• **Task details**: Quote the lines below from the one containing "Serialize everything readable" to the final line, both ends included; exclude the pictures.
______
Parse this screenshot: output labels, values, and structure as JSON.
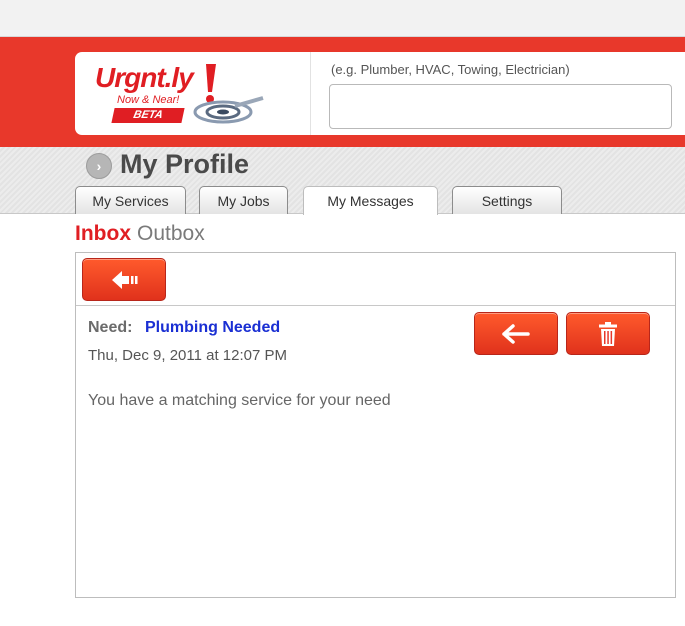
{
  "header": {
    "logo_text": "Urgnt.ly",
    "logo_tagline": "Now & Near!",
    "logo_badge": "BETA",
    "search_hint": "(e.g. Plumber, HVAC, Towing, Electrician)",
    "search_value": ""
  },
  "profile": {
    "title": "My Profile",
    "tabs": [
      {
        "label": "My Services",
        "active": false
      },
      {
        "label": "My Jobs",
        "active": false
      },
      {
        "label": "My Messages",
        "active": true
      },
      {
        "label": "Settings",
        "active": false
      }
    ]
  },
  "mailbox": {
    "inbox_label": "Inbox",
    "outbox_label": "Outbox"
  },
  "message": {
    "need_label": "Need:",
    "need_value": "Plumbing Needed",
    "date": "Thu, Dec 9, 2011 at 12:07 PM",
    "body": "You have a matching service for your need"
  },
  "icons": {
    "back": "back-arrow-icon",
    "reply": "reply-arrow-icon",
    "delete": "trash-icon",
    "profile": "chevron-right-circle-icon"
  },
  "colors": {
    "brand_red": "#e8382b",
    "logo_red": "#e01e23",
    "link_blue": "#1a2fd3",
    "button_red": "#ff5a2c"
  }
}
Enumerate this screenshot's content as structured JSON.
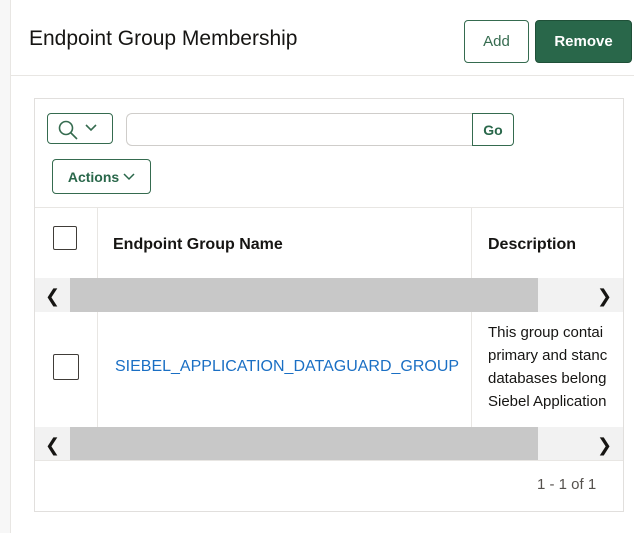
{
  "header": {
    "title": "Endpoint Group Membership",
    "add_label": "Add",
    "remove_label": "Remove"
  },
  "toolbar": {
    "search_placeholder": "",
    "go_label": "Go",
    "actions_label": "Actions"
  },
  "table": {
    "columns": [
      "Endpoint Group Name",
      "Description"
    ],
    "rows": [
      {
        "name": "SIEBEL_APPLICATION_DATAGUARD_GROUP",
        "description_lines": [
          "This group contai",
          "primary and stanc",
          "databases belong",
          "Siebel Application"
        ]
      }
    ]
  },
  "pagination": {
    "text": "1 - 1 of 1"
  },
  "colors": {
    "accent": "#29674a",
    "link": "#1a6fc4"
  }
}
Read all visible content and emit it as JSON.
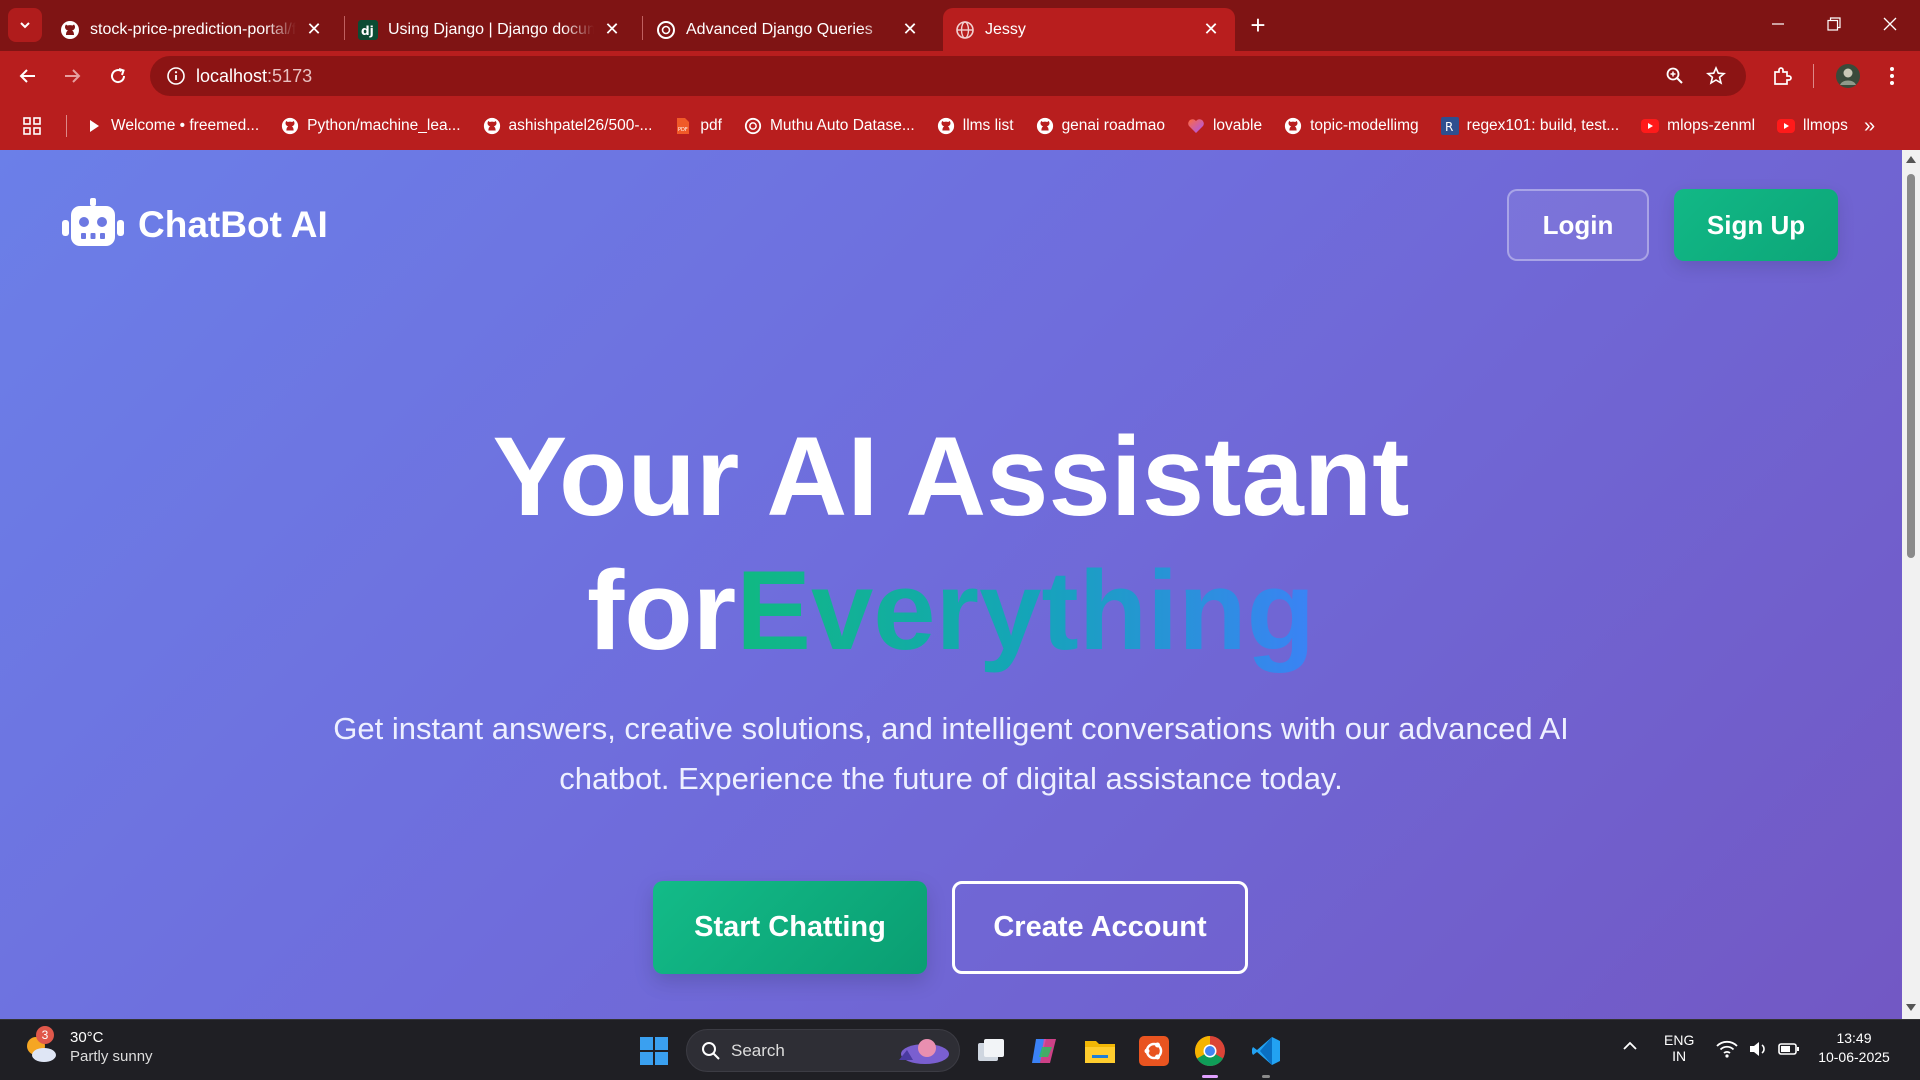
{
  "browser": {
    "tabs": [
      {
        "title": "stock-price-prediction-portal/fr",
        "icon": "github-icon"
      },
      {
        "title": "Using Django | Django docume",
        "icon": "django-icon"
      },
      {
        "title": "Advanced Django Queries",
        "icon": "openai-icon"
      },
      {
        "title": "Jessy",
        "icon": "globe-icon",
        "active": true
      }
    ],
    "url": "localhost",
    "url_port": ":5173",
    "bookmarks": [
      {
        "label": "Welcome • freemed...",
        "icon": "play-icon"
      },
      {
        "label": "Python/machine_lea...",
        "icon": "github-icon"
      },
      {
        "label": "ashishpatel26/500-...",
        "icon": "github-icon"
      },
      {
        "label": "pdf",
        "icon": "pdf-icon"
      },
      {
        "label": "Muthu Auto Datase...",
        "icon": "openai-icon"
      },
      {
        "label": "llms list",
        "icon": "github-icon"
      },
      {
        "label": "genai roadmao",
        "icon": "github-icon"
      },
      {
        "label": "lovable",
        "icon": "heart-icon"
      },
      {
        "label": "topic-modellimg",
        "icon": "github-icon"
      },
      {
        "label": "regex101: build, test...",
        "icon": "regex-icon"
      },
      {
        "label": "mlops-zenml",
        "icon": "youtube-icon"
      },
      {
        "label": "llmops",
        "icon": "youtube-icon"
      }
    ]
  },
  "page": {
    "brand": "ChatBot AI",
    "login": "Login",
    "signup": "Sign Up",
    "hero_line1": "Your AI Assistant",
    "hero_line2_a": "for",
    "hero_line2_b": "Everything",
    "subtitle": "Get instant answers, creative solutions, and intelligent conversations with our advanced AI chatbot. Experience the future of digital assistance today.",
    "cta_primary": "Start Chatting",
    "cta_secondary": "Create Account"
  },
  "taskbar": {
    "weather_temp": "30°C",
    "weather_desc": "Partly sunny",
    "weather_badge": "3",
    "search_placeholder": "Search",
    "lang": "ENG",
    "region": "IN",
    "time": "13:49",
    "date": "10-06-2025"
  },
  "colors": {
    "chrome": "#b81e1e",
    "tabstrip": "#7f1414",
    "accent_green": "#10b981",
    "accent_blue": "#3b82f6",
    "page_bg_start": "#6b7fe8",
    "page_bg_end": "#7258c4"
  }
}
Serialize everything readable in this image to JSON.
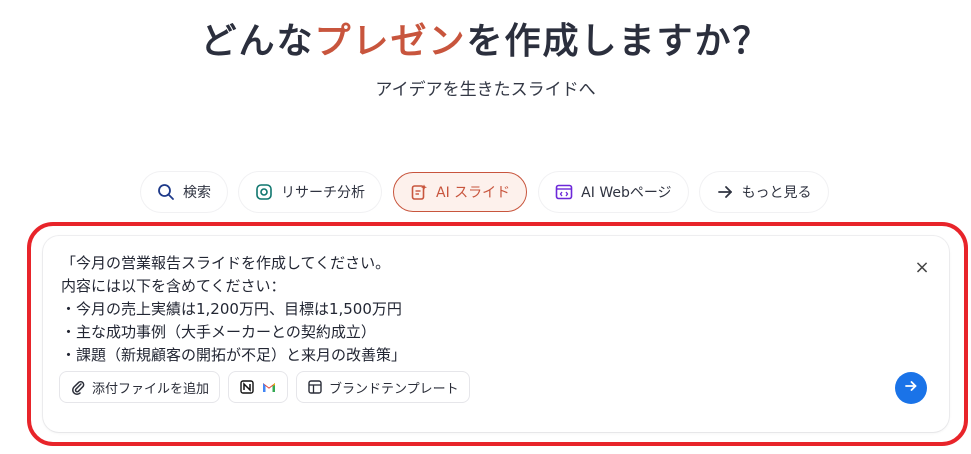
{
  "header": {
    "title_before": "どんな",
    "title_accent": "プレゼン",
    "title_after": "を作成しますか？",
    "subtitle": "アイデアを生きたスライドへ"
  },
  "tabs": [
    {
      "label": "検索",
      "icon": "search-icon"
    },
    {
      "label": "リサーチ分析",
      "icon": "research-icon"
    },
    {
      "label": "AI スライド",
      "icon": "slide-icon",
      "active": true
    },
    {
      "label": "AI Webページ",
      "icon": "webpage-icon"
    },
    {
      "label": "もっと見る",
      "icon": "arrow-right-icon"
    }
  ],
  "prompt": {
    "lines": [
      "「今月の営業報告スライドを作成してください。",
      "内容には以下を含めてください：",
      "・今月の売上実績は1,200万円、目標は1,500万円",
      "・主な成功事例（大手メーカーとの契約成立）",
      "・課題（新規顧客の開拓が不足）と来月の改善策」"
    ],
    "close_symbol": "×"
  },
  "toolbar": {
    "attach_label": "添付ファイルを追加",
    "template_label": "ブランドテンプレート"
  },
  "colors": {
    "accent": "#c8553d",
    "highlight_frame": "#e8242a",
    "send_button": "#1a73e8"
  }
}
______
• **Result of the task**:
Serialize everything readable in this image to JSON.
{
  "header": {
    "title_before": "どんな",
    "title_accent": "プレゼン",
    "title_after": "を作成しますか？",
    "subtitle": "アイデアを生きたスライドへ"
  },
  "tabs": [
    {
      "label": "検索",
      "icon": "search-icon"
    },
    {
      "label": "リサーチ分析",
      "icon": "research-icon"
    },
    {
      "label": "AI スライド",
      "icon": "slide-icon",
      "active": true
    },
    {
      "label": "AI Webページ",
      "icon": "webpage-icon"
    },
    {
      "label": "もっと見る",
      "icon": "arrow-right-icon"
    }
  ],
  "prompt": {
    "lines": [
      "「今月の営業報告スライドを作成してください。",
      "内容には以下を含めてください：",
      "・今月の売上実績は1,200万円、目標は1,500万円",
      "・主な成功事例（大手メーカーとの契約成立）",
      "・課題（新規顧客の開拓が不足）と来月の改善策」"
    ],
    "close_symbol": "×"
  },
  "toolbar": {
    "attach_label": "添付ファイルを追加",
    "template_label": "ブランドテンプレート"
  },
  "colors": {
    "accent": "#c8553d",
    "highlight_frame": "#e8242a",
    "send_button": "#1a73e8"
  }
}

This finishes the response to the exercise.